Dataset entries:
---
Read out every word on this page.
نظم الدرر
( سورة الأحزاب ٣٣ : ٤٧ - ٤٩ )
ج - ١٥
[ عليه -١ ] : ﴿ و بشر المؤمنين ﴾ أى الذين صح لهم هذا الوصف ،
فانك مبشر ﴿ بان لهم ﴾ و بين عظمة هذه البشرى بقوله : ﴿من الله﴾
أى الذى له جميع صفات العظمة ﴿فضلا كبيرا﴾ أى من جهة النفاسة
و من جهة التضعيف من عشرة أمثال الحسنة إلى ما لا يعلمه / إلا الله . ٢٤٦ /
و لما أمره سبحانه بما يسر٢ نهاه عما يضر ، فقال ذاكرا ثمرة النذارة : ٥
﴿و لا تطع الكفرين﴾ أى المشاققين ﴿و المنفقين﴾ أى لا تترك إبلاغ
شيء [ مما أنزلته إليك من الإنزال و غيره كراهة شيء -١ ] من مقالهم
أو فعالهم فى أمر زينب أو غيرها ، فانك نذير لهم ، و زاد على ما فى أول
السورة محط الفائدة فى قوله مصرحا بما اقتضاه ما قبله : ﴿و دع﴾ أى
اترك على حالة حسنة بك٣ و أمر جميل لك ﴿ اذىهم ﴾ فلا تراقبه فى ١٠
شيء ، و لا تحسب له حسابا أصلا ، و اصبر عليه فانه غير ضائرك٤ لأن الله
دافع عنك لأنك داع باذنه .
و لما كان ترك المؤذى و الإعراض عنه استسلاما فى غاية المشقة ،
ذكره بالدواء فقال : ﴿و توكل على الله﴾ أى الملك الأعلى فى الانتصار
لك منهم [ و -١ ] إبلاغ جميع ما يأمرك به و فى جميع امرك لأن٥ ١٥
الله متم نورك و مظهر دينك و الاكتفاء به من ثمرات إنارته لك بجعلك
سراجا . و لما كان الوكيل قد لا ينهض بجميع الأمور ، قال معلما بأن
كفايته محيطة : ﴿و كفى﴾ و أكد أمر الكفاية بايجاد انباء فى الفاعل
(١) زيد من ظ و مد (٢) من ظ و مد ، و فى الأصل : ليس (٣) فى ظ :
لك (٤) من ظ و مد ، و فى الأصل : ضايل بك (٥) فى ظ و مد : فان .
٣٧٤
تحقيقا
---
**Description of the task**
Write out the full listing, keeping every line exactly as it is.

**Task output**
Read out every word on this page.
نظم الدرر
( سورة الأحزاب ٣٣ : ٤٧ - ٤٩ )
ج - ١٥
[ عليه -١ ] : ﴿ و بشر المؤمنين ﴾ أى الذين صح لهم هذا الوصف ،
فانك مبشر ﴿ بان لهم ﴾ و بين عظمة هذه البشرى بقوله : ﴿من الله﴾
أى الذى له جميع صفات العظمة ﴿فضلا كبيرا﴾ أى من جهة النفاسة
و من جهة التضعيف من عشرة أمثال الحسنة إلى ما لا يعلمه / إلا الله . ٢٤٦ /
و لما أمره سبحانه بما يسر٢ نهاه عما يضر ، فقال ذاكرا ثمرة النذارة : ٥
﴿و لا تطع الكفرين﴾ أى المشاققين ﴿و المنفقين﴾ أى لا تترك إبلاغ
شيء [ مما أنزلته إليك من الإنزال و غيره كراهة شيء -١ ] من مقالهم
أو فعالهم فى أمر زينب أو غيرها ، فانك نذير لهم ، و زاد على ما فى أول
السورة محط الفائدة فى قوله مصرحا بما اقتضاه ما قبله : ﴿و دع﴾ أى
اترك على حالة حسنة بك٣ و أمر جميل لك ﴿ اذىهم ﴾ فلا تراقبه فى ١٠
شيء ، و لا تحسب له حسابا أصلا ، و اصبر عليه فانه غير ضائرك٤ لأن الله
دافع عنك لأنك داع باذنه .
و لما كان ترك المؤذى و الإعراض عنه استسلاما فى غاية المشقة ،
ذكره بالدواء فقال : ﴿و توكل على الله﴾ أى الملك الأعلى فى الانتصار
لك منهم [ و -١ ] إبلاغ جميع ما يأمرك به و فى جميع امرك لأن٥ ١٥
الله متم نورك و مظهر دينك و الاكتفاء به من ثمرات إنارته لك بجعلك
سراجا . و لما كان الوكيل قد لا ينهض بجميع الأمور ، قال معلما بأن
كفايته محيطة : ﴿و كفى﴾ و أكد أمر الكفاية بايجاد انباء فى الفاعل
(١) زيد من ظ و مد (٢) من ظ و مد ، و فى الأصل : ليس (٣) فى ظ :
لك (٤) من ظ و مد ، و فى الأصل : ضايل بك (٥) فى ظ و مد : فان .
٣٧٤
تحقيقا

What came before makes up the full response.